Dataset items
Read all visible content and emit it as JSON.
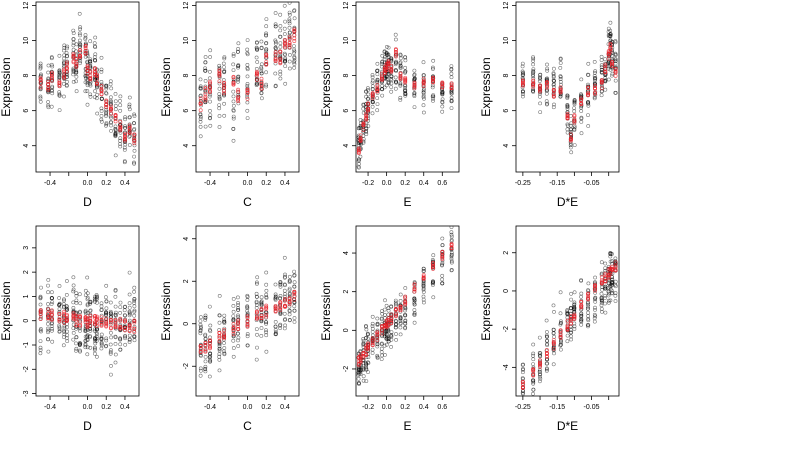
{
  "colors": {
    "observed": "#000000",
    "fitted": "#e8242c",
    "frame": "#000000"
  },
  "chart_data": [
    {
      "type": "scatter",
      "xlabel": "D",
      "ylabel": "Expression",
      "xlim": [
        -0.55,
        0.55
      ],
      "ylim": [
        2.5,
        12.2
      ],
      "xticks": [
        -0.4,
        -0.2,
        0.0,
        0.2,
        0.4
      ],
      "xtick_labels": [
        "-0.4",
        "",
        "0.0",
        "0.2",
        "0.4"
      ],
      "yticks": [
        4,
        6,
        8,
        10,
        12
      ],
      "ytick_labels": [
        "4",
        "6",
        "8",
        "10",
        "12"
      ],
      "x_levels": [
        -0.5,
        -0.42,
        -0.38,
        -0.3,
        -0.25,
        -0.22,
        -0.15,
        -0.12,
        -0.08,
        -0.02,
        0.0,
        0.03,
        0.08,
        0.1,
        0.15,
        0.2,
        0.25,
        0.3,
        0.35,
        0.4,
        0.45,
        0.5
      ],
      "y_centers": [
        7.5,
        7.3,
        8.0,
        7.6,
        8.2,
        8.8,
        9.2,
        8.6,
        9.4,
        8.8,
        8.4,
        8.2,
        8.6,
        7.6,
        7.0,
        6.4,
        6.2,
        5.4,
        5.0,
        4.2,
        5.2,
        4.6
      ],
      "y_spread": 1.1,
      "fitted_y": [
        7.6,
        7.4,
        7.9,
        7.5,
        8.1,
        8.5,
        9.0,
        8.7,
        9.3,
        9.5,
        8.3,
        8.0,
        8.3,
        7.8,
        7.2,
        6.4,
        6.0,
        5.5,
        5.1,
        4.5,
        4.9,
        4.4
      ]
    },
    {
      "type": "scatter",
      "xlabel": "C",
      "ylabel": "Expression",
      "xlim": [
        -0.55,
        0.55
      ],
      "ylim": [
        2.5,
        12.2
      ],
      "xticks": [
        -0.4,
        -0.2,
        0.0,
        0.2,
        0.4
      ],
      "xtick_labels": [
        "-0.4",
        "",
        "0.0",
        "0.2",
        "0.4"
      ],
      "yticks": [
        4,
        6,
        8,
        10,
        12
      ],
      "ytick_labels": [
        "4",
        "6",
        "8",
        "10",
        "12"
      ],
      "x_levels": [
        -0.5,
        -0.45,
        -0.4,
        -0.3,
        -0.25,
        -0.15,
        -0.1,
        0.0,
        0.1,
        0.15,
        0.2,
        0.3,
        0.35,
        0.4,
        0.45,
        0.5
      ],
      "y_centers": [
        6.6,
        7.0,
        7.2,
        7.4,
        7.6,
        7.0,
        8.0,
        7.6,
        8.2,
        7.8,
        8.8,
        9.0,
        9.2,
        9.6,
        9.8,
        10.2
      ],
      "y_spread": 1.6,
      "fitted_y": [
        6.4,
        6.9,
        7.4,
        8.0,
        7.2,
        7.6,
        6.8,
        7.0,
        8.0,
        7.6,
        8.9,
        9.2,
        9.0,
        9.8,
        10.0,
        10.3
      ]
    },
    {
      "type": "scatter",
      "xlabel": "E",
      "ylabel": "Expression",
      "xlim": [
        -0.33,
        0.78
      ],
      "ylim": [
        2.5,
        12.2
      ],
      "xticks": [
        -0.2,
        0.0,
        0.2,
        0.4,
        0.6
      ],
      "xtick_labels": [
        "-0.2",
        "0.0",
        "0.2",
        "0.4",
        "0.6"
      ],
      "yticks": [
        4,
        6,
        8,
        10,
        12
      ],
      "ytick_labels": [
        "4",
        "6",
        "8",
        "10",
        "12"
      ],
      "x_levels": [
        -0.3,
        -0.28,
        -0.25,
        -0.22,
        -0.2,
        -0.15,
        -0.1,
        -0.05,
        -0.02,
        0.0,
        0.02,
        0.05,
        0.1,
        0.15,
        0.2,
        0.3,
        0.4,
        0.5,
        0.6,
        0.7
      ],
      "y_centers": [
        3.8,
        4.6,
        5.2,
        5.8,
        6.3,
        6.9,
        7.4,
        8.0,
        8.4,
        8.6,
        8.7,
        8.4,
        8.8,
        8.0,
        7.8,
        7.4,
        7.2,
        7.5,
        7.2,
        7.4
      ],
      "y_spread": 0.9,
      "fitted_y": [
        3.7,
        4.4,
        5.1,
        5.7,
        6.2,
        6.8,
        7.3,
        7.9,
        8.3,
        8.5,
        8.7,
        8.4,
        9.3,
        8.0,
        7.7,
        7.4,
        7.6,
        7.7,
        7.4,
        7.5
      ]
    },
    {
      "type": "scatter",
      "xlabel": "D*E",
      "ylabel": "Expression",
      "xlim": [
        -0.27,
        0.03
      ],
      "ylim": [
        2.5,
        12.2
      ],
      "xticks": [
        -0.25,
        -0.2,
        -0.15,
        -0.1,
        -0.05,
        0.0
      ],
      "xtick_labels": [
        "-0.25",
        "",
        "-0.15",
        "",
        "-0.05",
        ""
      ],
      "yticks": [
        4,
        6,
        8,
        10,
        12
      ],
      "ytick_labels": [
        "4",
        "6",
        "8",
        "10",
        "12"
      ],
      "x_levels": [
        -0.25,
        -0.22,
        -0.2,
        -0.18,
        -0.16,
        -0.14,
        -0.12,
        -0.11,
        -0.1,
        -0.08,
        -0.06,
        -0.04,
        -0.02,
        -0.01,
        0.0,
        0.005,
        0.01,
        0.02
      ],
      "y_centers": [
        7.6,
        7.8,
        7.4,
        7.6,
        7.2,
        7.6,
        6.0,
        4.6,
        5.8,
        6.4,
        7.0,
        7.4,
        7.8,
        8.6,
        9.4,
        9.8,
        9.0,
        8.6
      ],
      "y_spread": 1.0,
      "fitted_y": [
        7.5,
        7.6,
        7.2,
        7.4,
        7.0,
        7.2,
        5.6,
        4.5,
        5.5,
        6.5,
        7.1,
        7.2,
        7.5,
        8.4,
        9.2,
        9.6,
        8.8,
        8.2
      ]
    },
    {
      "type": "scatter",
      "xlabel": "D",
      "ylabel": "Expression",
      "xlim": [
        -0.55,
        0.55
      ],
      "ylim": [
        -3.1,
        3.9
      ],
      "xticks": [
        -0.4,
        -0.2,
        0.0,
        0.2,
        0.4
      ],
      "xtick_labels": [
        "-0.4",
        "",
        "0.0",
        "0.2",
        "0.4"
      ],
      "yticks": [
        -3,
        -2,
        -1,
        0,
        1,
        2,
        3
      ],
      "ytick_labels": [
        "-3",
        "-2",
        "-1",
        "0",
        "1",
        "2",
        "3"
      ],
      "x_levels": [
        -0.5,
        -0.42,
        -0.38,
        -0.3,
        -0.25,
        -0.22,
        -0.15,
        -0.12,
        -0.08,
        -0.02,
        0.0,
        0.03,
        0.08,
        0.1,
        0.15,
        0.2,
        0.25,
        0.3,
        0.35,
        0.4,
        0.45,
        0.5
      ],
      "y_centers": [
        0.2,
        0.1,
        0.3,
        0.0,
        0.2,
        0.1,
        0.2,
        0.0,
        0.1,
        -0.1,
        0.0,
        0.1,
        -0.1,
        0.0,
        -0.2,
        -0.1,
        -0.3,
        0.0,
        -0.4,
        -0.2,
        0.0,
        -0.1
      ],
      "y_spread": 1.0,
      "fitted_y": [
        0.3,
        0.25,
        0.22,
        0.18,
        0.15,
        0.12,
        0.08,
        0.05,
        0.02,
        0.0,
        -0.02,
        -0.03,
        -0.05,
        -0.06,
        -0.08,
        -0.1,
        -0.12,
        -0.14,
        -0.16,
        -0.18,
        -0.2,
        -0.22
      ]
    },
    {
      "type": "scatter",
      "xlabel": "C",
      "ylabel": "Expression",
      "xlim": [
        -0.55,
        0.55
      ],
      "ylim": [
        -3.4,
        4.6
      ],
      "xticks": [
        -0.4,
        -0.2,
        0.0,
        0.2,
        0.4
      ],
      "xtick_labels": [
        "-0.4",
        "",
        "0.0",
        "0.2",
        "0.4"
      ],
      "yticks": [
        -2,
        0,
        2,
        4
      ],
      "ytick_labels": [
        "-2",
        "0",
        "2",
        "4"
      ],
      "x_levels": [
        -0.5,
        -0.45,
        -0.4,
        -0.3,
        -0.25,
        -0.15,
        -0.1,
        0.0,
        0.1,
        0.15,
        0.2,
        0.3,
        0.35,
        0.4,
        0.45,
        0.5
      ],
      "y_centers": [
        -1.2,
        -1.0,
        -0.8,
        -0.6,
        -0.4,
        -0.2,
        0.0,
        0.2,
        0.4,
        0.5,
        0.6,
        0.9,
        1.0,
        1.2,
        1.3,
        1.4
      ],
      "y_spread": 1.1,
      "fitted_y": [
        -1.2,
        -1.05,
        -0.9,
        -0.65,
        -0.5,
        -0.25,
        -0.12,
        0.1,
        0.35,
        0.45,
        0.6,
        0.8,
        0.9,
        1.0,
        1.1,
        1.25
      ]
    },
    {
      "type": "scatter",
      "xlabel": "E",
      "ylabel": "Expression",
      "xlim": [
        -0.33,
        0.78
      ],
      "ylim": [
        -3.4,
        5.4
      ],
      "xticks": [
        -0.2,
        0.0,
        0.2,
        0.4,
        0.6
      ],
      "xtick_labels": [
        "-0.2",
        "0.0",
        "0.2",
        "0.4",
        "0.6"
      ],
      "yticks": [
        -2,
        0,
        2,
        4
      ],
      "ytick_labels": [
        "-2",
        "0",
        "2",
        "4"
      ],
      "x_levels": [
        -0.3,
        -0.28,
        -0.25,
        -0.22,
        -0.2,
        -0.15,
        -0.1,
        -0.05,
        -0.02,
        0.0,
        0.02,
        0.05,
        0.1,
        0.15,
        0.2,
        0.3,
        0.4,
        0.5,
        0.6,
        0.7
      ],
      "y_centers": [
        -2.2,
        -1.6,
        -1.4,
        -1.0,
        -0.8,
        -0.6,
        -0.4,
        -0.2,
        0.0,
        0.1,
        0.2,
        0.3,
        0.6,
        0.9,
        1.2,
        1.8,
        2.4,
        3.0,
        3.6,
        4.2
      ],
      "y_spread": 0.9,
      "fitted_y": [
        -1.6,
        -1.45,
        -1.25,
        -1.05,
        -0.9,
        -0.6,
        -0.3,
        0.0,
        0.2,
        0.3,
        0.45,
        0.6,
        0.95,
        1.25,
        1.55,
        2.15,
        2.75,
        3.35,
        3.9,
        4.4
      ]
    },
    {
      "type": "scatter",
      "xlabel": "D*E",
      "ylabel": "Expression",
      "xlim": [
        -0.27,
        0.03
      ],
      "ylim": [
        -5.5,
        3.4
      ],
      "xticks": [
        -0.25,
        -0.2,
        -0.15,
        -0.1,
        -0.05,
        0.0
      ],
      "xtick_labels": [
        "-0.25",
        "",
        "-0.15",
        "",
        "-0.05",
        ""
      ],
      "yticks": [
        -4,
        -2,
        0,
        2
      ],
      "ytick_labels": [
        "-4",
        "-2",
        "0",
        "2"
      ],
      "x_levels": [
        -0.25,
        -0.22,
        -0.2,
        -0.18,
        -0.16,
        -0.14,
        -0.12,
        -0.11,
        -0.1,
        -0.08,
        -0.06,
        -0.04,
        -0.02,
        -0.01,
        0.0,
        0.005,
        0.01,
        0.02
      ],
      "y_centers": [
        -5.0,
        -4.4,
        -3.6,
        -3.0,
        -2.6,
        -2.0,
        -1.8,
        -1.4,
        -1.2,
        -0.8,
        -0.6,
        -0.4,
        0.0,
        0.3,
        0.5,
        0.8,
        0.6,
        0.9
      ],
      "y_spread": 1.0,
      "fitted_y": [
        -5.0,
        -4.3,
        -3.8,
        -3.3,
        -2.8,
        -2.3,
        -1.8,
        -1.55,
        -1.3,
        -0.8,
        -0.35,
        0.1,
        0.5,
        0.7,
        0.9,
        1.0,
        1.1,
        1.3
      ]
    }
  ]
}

---

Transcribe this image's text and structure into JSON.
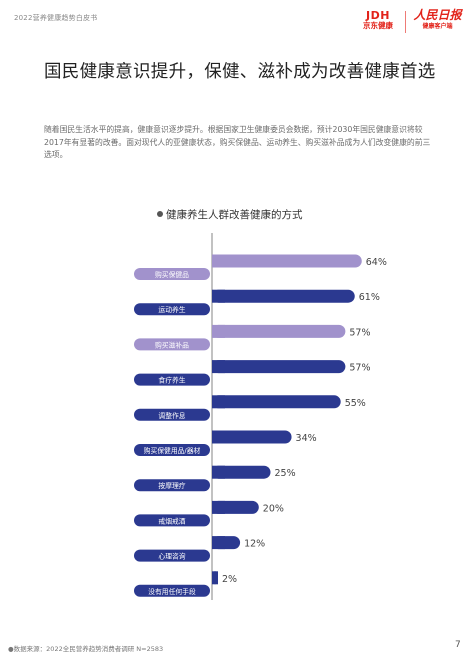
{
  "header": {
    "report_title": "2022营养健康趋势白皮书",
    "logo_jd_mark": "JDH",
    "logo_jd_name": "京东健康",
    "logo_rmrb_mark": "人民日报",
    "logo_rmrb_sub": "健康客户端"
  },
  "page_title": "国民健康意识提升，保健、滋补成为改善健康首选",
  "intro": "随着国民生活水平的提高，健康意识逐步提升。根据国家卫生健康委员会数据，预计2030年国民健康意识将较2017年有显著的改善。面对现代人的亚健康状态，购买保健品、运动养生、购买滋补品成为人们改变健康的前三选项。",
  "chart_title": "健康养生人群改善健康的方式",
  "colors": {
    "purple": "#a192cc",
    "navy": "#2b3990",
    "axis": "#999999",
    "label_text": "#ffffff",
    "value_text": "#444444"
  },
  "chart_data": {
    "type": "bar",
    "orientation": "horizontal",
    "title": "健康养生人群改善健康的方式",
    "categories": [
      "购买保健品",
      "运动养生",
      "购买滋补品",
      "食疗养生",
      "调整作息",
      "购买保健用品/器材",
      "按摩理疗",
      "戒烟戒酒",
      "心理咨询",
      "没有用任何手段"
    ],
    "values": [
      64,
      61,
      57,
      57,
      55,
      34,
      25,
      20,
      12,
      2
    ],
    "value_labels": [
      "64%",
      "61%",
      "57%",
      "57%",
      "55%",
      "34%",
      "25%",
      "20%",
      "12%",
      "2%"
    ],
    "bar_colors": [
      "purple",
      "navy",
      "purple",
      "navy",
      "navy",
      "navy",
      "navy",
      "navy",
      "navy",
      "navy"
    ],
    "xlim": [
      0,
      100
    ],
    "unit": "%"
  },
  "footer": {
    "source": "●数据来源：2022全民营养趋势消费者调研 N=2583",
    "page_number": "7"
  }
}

STATED TASK - Copy each line above where the string "健康养生人群改善健康的方式" occurs.

REPLY -
  "chart_title": "健康养生人群改善健康的方式",
    "title": "健康养生人群改善健康的方式",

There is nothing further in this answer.